(Data items)

● ● ● ●

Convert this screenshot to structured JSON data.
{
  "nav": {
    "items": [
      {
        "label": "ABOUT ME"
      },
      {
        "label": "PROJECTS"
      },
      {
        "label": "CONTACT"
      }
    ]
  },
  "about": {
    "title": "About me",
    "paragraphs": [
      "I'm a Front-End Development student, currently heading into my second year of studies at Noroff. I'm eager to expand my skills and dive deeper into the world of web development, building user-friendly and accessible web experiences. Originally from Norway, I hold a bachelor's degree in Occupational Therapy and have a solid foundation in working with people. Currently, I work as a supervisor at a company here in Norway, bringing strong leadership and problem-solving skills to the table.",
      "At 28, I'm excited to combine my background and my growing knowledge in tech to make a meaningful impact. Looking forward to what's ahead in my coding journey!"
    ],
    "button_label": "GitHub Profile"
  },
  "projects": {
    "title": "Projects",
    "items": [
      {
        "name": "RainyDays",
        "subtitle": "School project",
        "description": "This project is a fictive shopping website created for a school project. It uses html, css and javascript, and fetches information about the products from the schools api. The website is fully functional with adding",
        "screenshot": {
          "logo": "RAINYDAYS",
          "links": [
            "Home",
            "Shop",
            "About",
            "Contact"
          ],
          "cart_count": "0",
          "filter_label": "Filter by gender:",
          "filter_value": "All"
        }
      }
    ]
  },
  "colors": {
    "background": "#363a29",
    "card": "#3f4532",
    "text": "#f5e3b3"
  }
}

● ● ● ●

Copy out the material above in its entirety. Every detail must match.

Convert this screenshot to structured JSON data.
{
  "nav": {
    "items": [
      {
        "label": "ABOUT ME"
      },
      {
        "label": "PROJECTS"
      },
      {
        "label": "CONTACT"
      }
    ]
  },
  "about": {
    "title": "About me",
    "paragraphs": [
      "I'm a Front-End Development student, currently heading into my second year of studies at Noroff. I'm eager to expand my skills and dive deeper into the world of web development, building user-friendly and accessible web experiences. Originally from Norway, I hold a bachelor's degree in Occupational Therapy and have a solid foundation in working with people. Currently, I work as a supervisor at a company here in Norway, bringing strong leadership and problem-solving skills to the table.",
      "At 28, I'm excited to combine my background and my growing knowledge in tech to make a meaningful impact. Looking forward to what's ahead in my coding journey!"
    ],
    "button_label": "GitHub Profile"
  },
  "projects": {
    "title": "Projects",
    "items": [
      {
        "name": "RainyDays",
        "subtitle": "School project",
        "description": "This project is a fictive shopping website created for a school project. It uses html, css and javascript, and fetches information about the products from the schools api. The website is fully functional with adding",
        "screenshot": {
          "logo": "RAINYDAYS",
          "links": [
            "Home",
            "Shop",
            "About",
            "Contact"
          ],
          "cart_count": "0",
          "filter_label": "Filter by gender:",
          "filter_value": "All"
        }
      }
    ]
  },
  "colors": {
    "background": "#363a29",
    "card": "#3f4532",
    "text": "#f5e3b3"
  }
}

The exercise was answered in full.